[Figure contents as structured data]
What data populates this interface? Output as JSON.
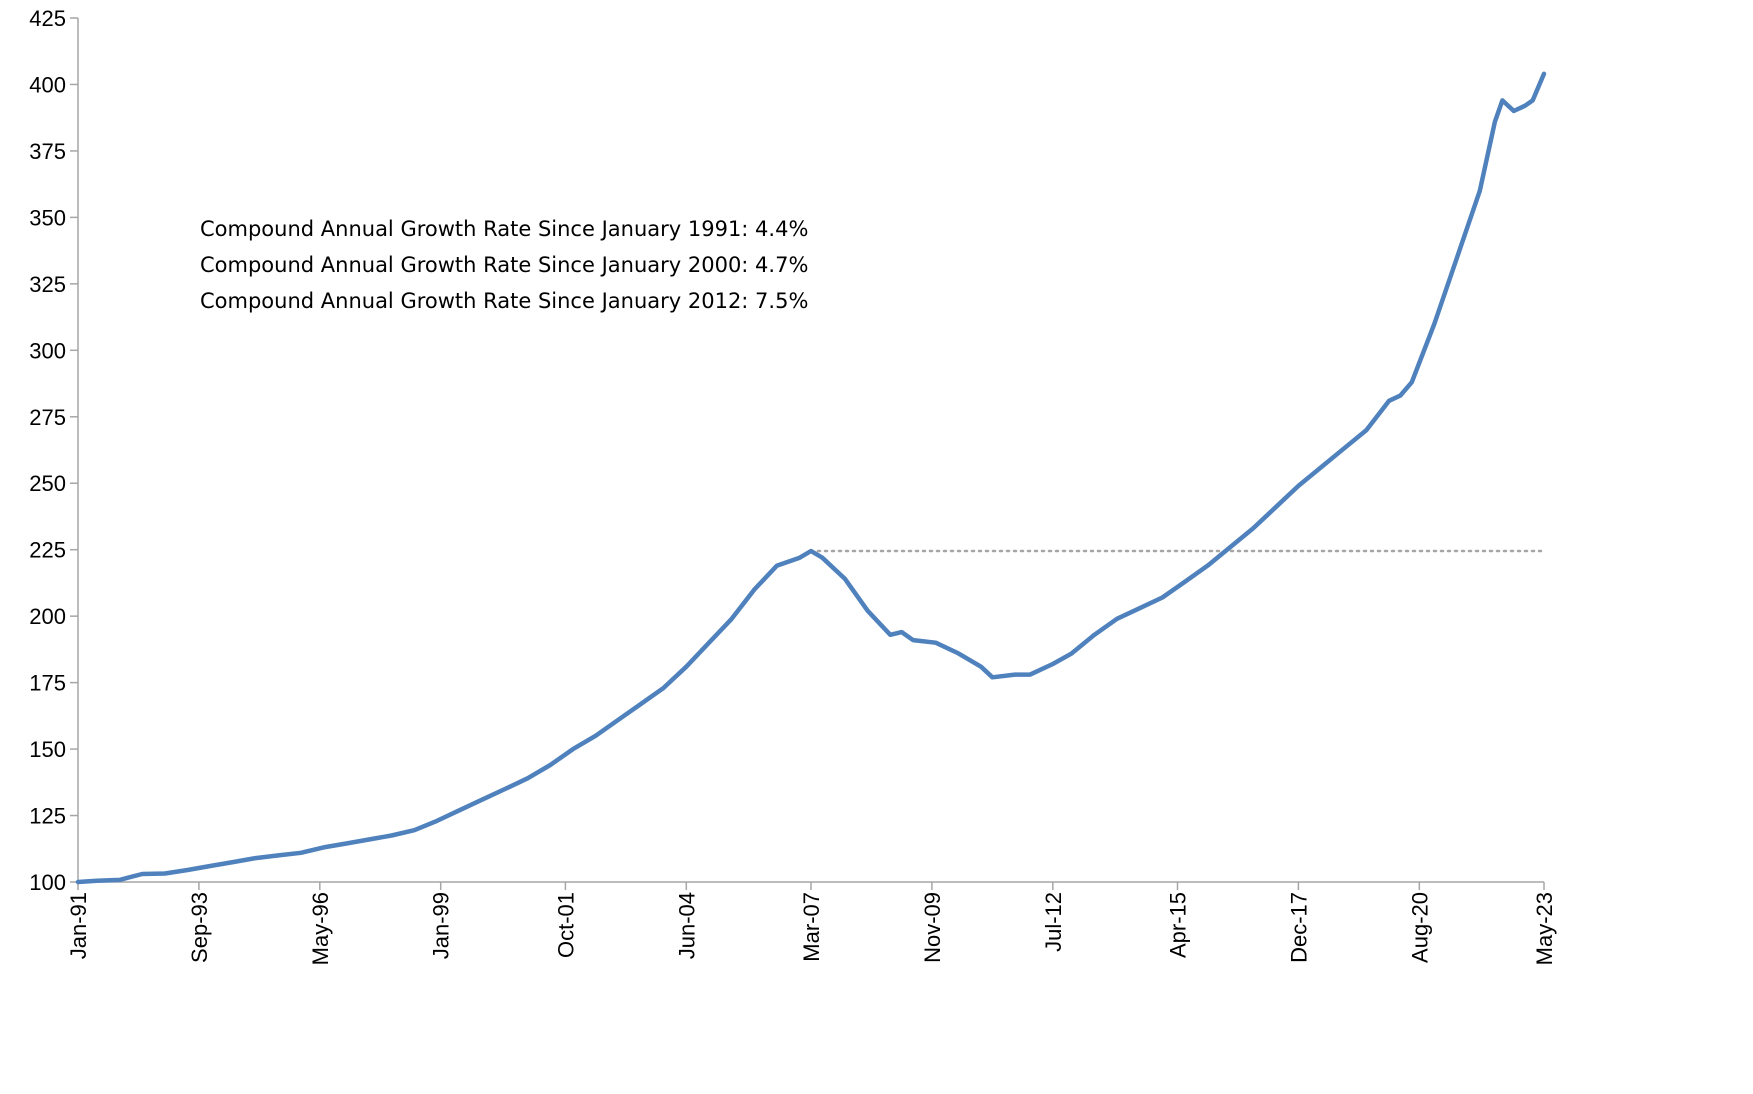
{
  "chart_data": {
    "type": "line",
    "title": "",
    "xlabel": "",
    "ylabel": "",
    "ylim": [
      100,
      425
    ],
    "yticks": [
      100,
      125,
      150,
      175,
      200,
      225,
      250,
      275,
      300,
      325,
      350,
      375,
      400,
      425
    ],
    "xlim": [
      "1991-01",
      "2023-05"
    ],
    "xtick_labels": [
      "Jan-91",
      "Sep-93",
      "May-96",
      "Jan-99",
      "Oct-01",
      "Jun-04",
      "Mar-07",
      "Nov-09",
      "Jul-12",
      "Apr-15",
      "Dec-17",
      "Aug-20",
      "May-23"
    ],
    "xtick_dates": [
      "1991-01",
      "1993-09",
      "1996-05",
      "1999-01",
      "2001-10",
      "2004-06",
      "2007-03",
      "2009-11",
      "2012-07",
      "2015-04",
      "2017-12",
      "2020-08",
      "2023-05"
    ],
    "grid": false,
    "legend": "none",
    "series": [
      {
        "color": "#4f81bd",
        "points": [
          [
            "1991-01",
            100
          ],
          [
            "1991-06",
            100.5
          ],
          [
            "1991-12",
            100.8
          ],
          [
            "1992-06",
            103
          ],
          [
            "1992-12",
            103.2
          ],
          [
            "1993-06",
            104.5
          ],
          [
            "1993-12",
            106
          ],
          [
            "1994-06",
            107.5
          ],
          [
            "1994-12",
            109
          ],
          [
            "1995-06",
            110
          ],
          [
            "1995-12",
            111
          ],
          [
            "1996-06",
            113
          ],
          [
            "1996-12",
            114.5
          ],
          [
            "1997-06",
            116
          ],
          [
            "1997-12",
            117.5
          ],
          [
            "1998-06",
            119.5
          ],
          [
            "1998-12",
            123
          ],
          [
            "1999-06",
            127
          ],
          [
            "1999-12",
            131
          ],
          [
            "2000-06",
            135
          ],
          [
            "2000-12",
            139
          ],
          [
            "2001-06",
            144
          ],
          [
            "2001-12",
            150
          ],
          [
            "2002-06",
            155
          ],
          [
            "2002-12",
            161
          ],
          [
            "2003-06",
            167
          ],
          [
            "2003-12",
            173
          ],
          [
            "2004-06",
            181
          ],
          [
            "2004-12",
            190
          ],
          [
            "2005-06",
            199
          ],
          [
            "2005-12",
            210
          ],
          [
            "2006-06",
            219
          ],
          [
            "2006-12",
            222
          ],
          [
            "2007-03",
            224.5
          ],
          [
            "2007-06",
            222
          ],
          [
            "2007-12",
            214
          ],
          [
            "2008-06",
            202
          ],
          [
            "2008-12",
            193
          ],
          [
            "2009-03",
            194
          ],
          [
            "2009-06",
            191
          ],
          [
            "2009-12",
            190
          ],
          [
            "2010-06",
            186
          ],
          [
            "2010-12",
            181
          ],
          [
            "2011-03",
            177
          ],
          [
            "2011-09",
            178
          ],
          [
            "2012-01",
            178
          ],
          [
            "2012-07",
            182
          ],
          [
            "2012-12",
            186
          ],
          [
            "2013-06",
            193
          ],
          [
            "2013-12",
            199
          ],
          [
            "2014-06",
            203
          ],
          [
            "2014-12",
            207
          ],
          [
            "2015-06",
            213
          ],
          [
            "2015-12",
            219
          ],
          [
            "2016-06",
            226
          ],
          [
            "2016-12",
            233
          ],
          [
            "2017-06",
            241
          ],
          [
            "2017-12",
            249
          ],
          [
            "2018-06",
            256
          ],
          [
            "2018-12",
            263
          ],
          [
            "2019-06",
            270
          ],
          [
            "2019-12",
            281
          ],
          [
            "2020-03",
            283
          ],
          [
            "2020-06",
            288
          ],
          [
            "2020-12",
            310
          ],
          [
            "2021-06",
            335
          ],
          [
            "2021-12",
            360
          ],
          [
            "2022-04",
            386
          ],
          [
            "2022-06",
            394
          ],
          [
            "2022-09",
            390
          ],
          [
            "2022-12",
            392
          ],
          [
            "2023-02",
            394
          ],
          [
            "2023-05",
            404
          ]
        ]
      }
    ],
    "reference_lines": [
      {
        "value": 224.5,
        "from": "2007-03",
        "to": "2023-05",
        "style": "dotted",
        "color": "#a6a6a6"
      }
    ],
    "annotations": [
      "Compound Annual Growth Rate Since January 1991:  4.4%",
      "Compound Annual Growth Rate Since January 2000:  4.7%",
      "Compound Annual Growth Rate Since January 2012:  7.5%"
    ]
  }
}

Written exercise:
Each line in the material either holds the string "Since" or does not. State how many do, and nothing else.

Task response:
3